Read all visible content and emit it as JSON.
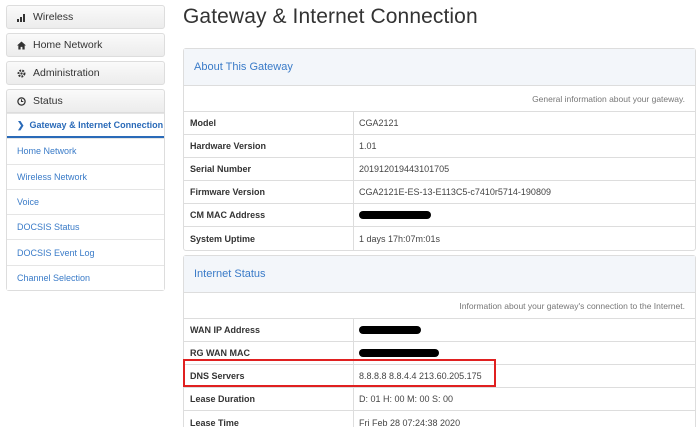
{
  "sidebar": {
    "wireless": "Wireless",
    "home_network": "Home Network",
    "administration": "Administration",
    "status": "Status",
    "status_items": [
      "Gateway & Internet Connection",
      "Home Network",
      "Wireless Network",
      "Voice",
      "DOCSIS Status",
      "DOCSIS Event Log",
      "Channel Selection"
    ]
  },
  "page": {
    "title": "Gateway & Internet Connection"
  },
  "about": {
    "heading": "About This Gateway",
    "description": "General information about your gateway.",
    "rows": [
      {
        "label": "Model",
        "value": "CGA2121"
      },
      {
        "label": "Hardware Version",
        "value": "1.01"
      },
      {
        "label": "Serial Number",
        "value": "201912019443101705"
      },
      {
        "label": "Firmware Version",
        "value": "CGA2121E-ES-13-E113C5-c7410r5714-190809"
      },
      {
        "label": "CM MAC Address",
        "value": ""
      },
      {
        "label": "System Uptime",
        "value": "1 days 17h:07m:01s"
      }
    ]
  },
  "internet": {
    "heading": "Internet Status",
    "description": "Information about your gateway's connection to the Internet.",
    "rows": [
      {
        "label": "WAN IP Address",
        "value": ""
      },
      {
        "label": "RG WAN MAC",
        "value": ""
      },
      {
        "label": "DNS Servers",
        "value": "8.8.8.8 8.8.4.4 213.60.205.175"
      },
      {
        "label": "Lease Duration",
        "value": "D: 01 H: 00 M: 00 S: 00"
      },
      {
        "label": "Lease Time",
        "value": "Fri Feb 28 07:24:38 2020"
      }
    ]
  },
  "colors": {
    "link": "#3a7bc8",
    "highlight_border": "#e02020"
  },
  "icons": [
    "signal-icon",
    "home-icon",
    "gear-icon",
    "clock-icon",
    "chevron-right-icon"
  ]
}
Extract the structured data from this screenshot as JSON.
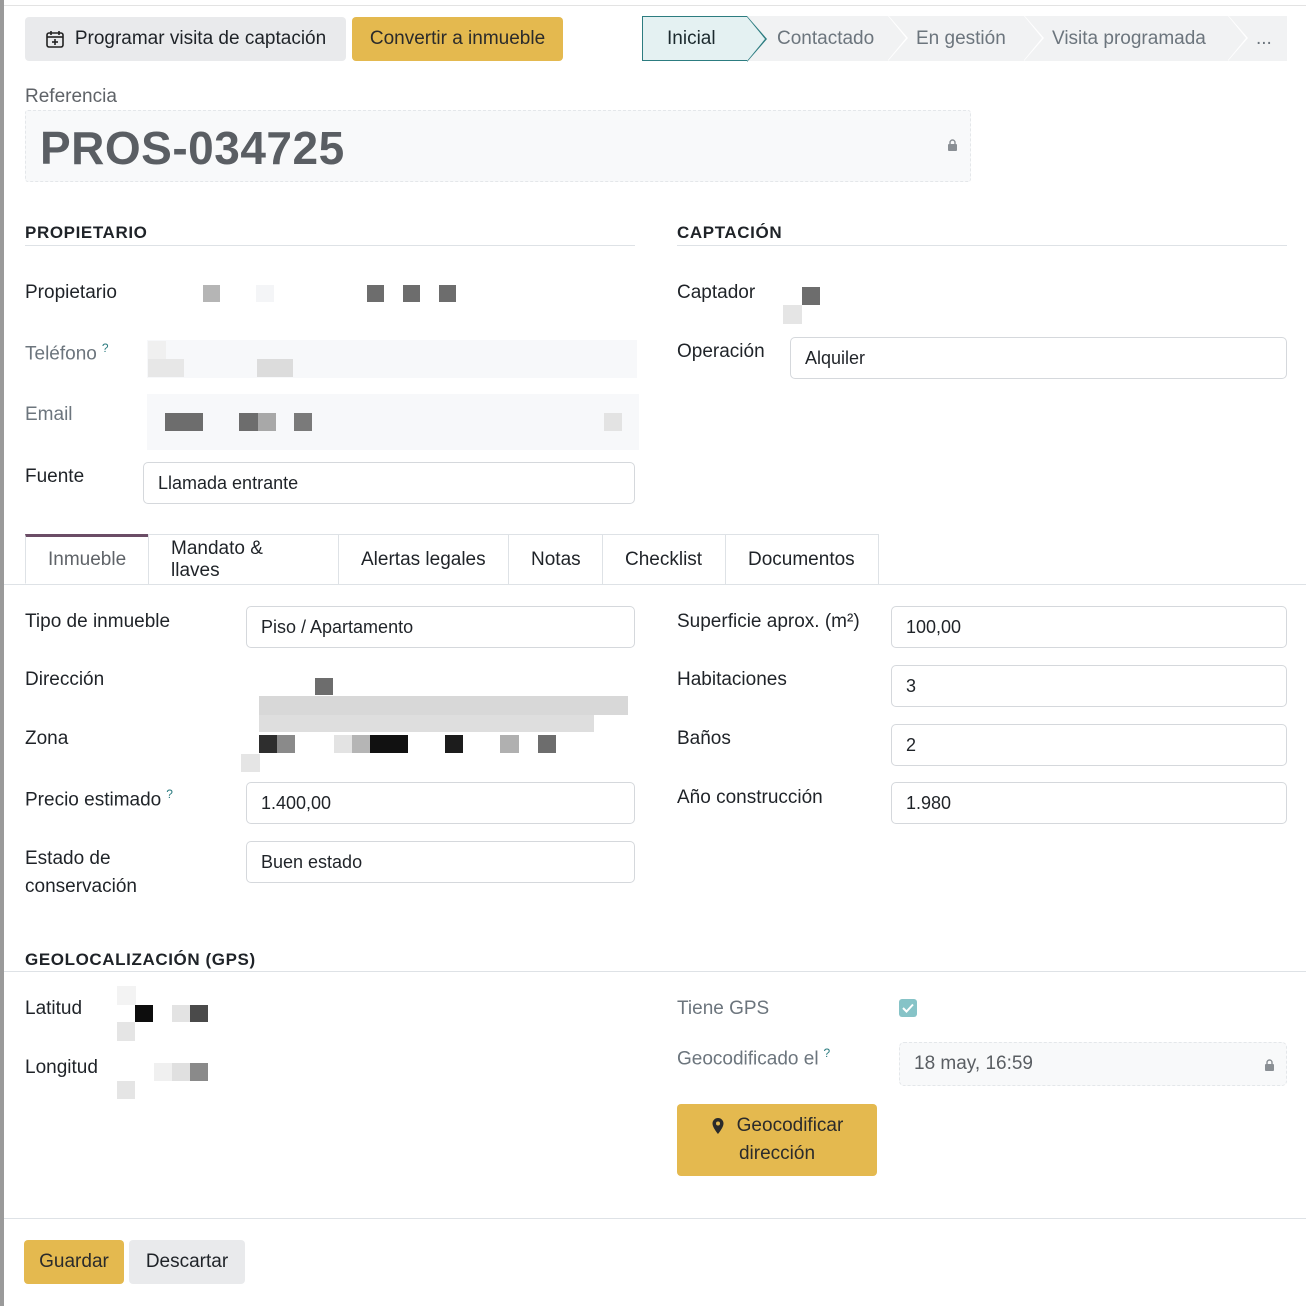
{
  "toolbar": {
    "schedule_label": "Programar visita de captación",
    "schedule_icon": "calendar-plus-icon",
    "convert_label": "Convertir a inmueble"
  },
  "statusbar": {
    "stages": [
      "Inicial",
      "Contactado",
      "En gestión",
      "Visita programada"
    ],
    "active": "Inicial",
    "more": "..."
  },
  "reference": {
    "label": "Referencia",
    "value": "PROS-034725"
  },
  "owner": {
    "section_title": "PROPIETARIO",
    "owner_label": "Propietario",
    "phone_label": "Teléfono",
    "email_label": "Email",
    "source_label": "Fuente",
    "source_value": "Llamada entrante",
    "help_mark": "?"
  },
  "capture": {
    "section_title": "CAPTACIÓN",
    "captor_label": "Captador",
    "operation_label": "Operación",
    "operation_value": "Alquiler"
  },
  "tabs": [
    "Inmueble",
    "Mandato & llaves",
    "Alertas legales",
    "Notas",
    "Checklist",
    "Documentos"
  ],
  "property": {
    "type_label": "Tipo de inmueble",
    "type_value": "Piso / Apartamento",
    "address_label": "Dirección",
    "zone_label": "Zona",
    "price_label": "Precio estimado",
    "price_value": "1.400,00",
    "condition_label_1": "Estado de",
    "condition_label_2": "conservación",
    "condition_value": "Buen estado",
    "surface_label": "Superficie aprox. (m²)",
    "surface_value": "100,00",
    "rooms_label": "Habitaciones",
    "rooms_value": "3",
    "baths_label": "Baños",
    "baths_value": "2",
    "year_label": "Año construcción",
    "year_value": "1.980"
  },
  "geo": {
    "section_title": "GEOLOCALIZACIÓN (GPS)",
    "lat_label": "Latitud",
    "lon_label": "Longitud",
    "has_gps_label": "Tiene GPS",
    "has_gps": true,
    "geocoded_label": "Geocodificado el",
    "geocoded_value": "18 may, 16:59",
    "button_line1": "Geocodificar",
    "button_line2": "dirección"
  },
  "footer": {
    "save_label": "Guardar",
    "discard_label": "Descartar"
  }
}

########

• The problem
Using the listing, collect all lines in which the string "Lease" is found.

• Final result
        "label": "Lease Duration",
        "label": "Lease Time",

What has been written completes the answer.